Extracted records
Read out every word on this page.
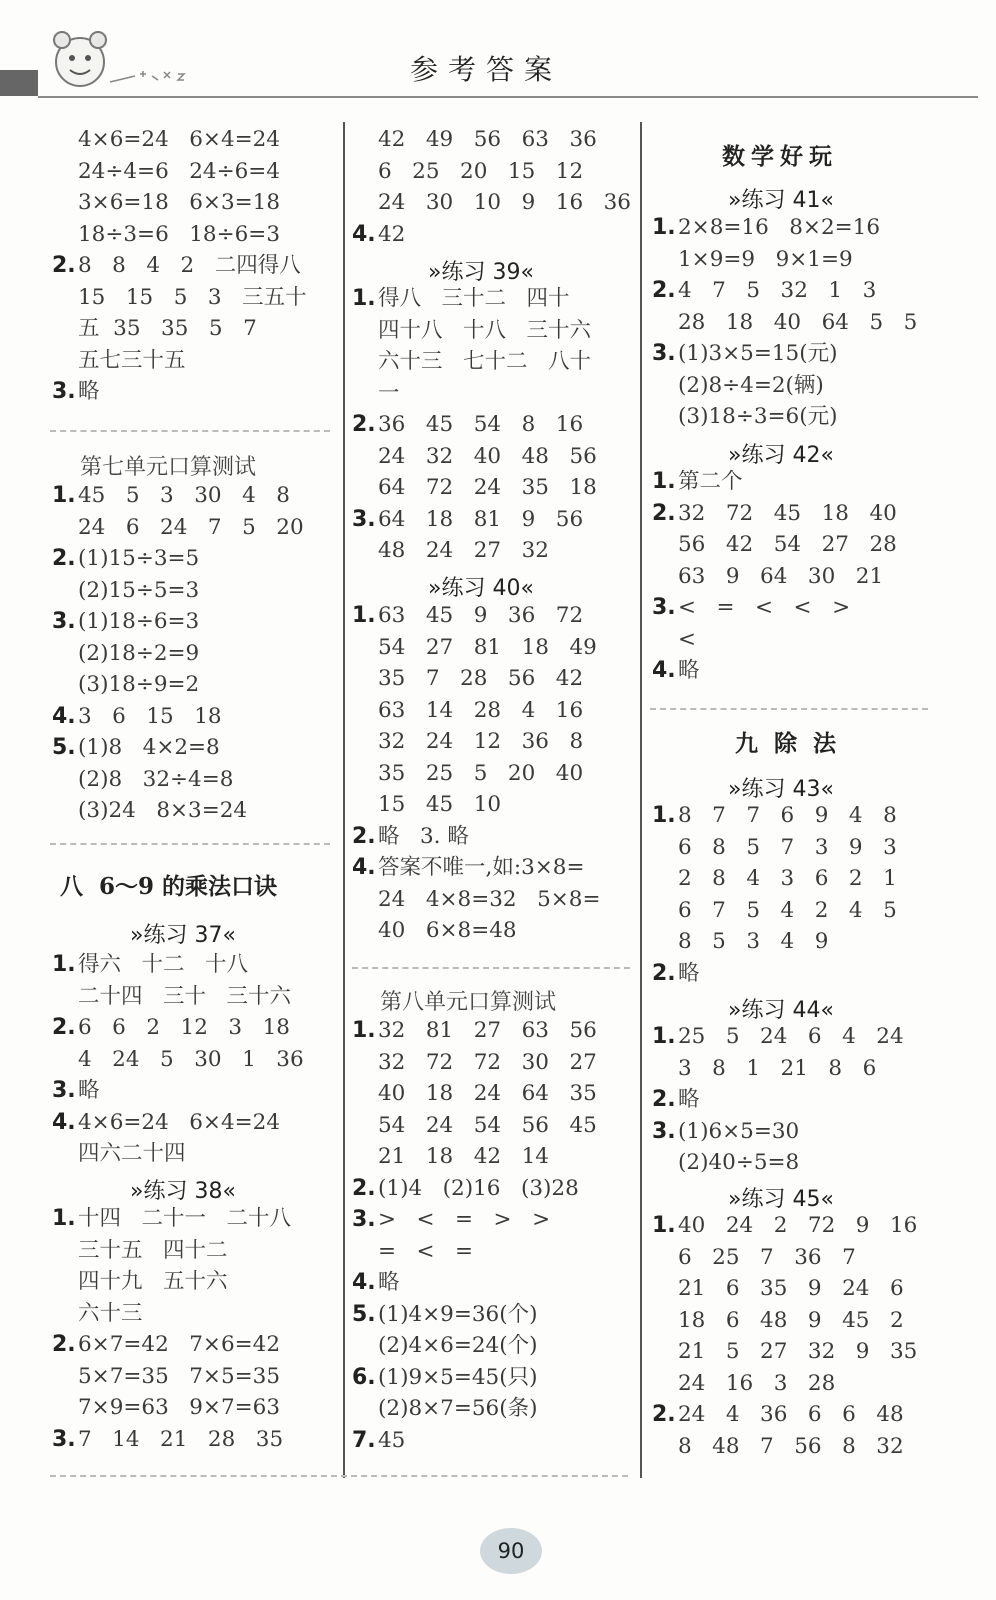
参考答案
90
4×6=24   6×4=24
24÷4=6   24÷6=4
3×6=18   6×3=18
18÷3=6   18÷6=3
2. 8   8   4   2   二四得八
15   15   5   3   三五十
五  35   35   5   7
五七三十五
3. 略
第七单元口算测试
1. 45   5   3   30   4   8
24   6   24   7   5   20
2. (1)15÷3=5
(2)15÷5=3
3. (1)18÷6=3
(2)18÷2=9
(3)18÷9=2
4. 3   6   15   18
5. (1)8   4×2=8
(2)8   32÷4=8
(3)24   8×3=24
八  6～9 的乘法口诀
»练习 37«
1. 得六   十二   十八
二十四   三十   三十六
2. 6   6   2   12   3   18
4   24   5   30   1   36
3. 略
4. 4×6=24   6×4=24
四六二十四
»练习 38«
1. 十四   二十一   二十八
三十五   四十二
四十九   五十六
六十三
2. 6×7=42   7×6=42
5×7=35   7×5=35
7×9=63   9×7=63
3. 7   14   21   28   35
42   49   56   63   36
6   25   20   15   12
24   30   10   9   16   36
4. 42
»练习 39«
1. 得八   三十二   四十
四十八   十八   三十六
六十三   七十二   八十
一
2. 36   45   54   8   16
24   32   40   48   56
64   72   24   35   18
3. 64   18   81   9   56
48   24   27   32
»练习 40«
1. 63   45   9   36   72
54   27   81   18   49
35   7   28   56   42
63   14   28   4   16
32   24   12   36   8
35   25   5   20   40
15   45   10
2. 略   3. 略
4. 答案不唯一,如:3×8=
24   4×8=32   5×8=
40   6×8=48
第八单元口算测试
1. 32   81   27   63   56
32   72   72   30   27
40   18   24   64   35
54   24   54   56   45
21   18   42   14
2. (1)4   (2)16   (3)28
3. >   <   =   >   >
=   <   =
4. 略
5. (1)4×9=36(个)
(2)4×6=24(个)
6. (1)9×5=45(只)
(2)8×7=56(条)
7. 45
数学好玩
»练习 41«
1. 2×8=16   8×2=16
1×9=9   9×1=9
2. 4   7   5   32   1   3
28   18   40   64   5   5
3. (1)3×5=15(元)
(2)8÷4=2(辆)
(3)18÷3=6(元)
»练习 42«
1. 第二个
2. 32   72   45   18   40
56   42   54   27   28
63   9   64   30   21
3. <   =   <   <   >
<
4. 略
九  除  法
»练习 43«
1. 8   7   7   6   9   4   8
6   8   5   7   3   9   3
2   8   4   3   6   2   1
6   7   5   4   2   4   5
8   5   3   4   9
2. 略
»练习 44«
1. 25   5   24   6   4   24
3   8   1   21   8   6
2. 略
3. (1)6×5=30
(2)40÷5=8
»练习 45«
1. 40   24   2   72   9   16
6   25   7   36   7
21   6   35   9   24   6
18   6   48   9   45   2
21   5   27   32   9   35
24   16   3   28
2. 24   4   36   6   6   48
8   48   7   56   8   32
==
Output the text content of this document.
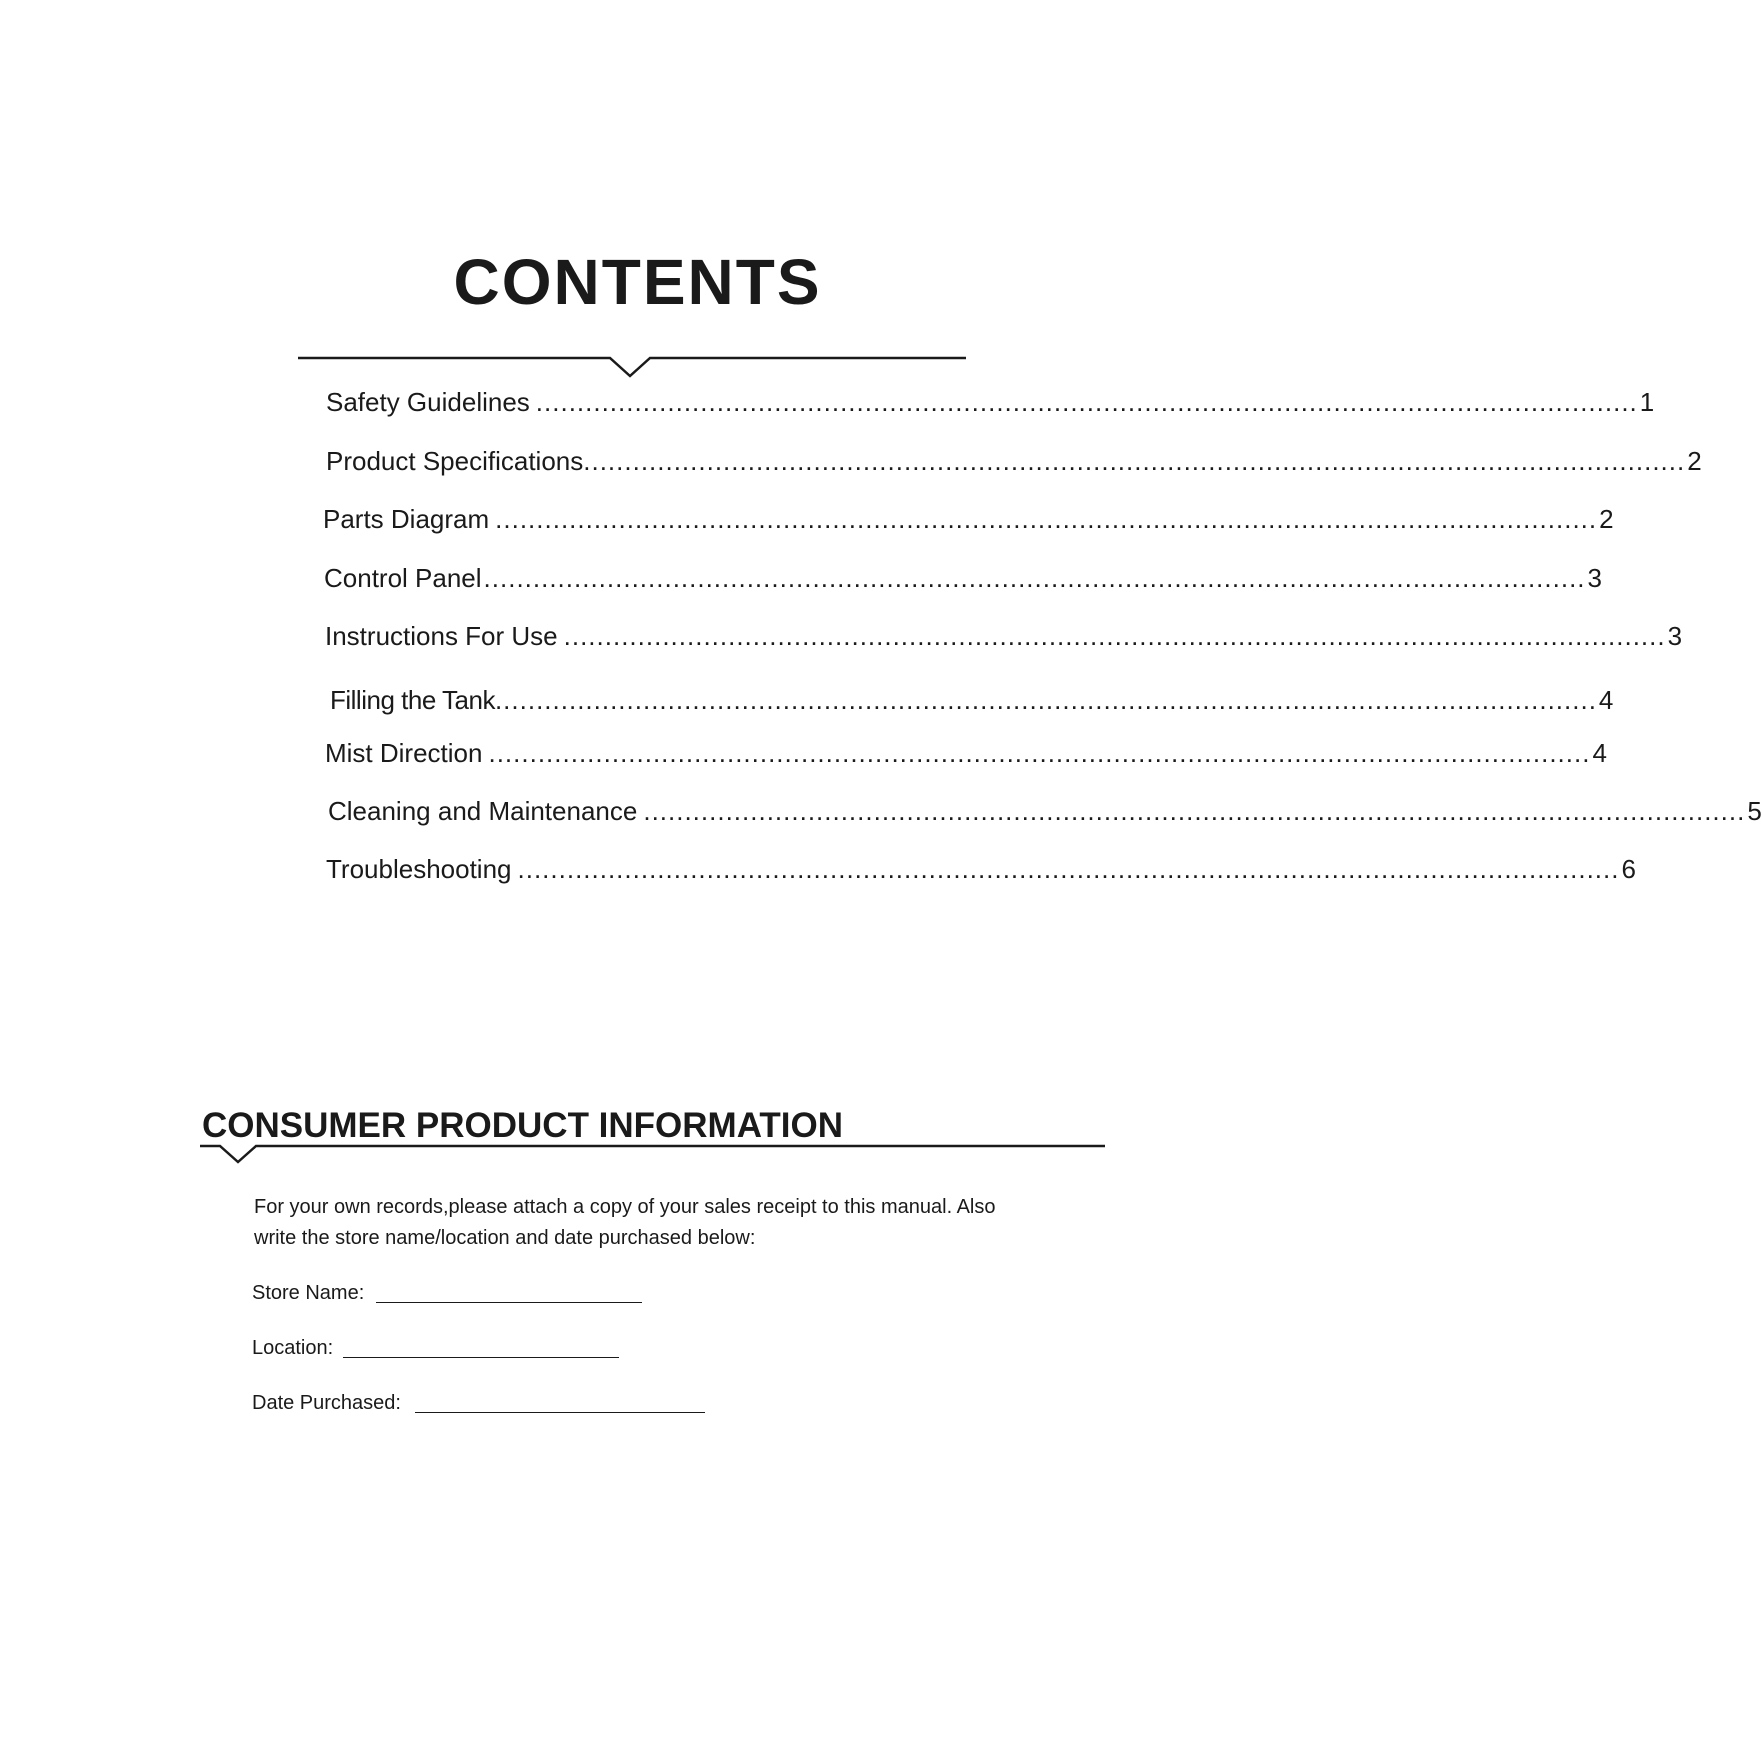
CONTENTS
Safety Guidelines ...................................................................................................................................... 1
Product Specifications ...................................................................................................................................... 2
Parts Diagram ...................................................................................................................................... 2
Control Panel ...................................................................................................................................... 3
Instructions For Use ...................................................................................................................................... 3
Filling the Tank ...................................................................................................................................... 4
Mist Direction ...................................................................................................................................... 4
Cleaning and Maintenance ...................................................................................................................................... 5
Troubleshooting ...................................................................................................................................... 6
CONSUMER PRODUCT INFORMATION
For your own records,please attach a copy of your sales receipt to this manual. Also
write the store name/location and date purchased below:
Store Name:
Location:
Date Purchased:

_REQUIREMENT:_ Among the lines above, determine how many hold the word "this"; report the figure alone.

_CORRECT ANSWER:_ 3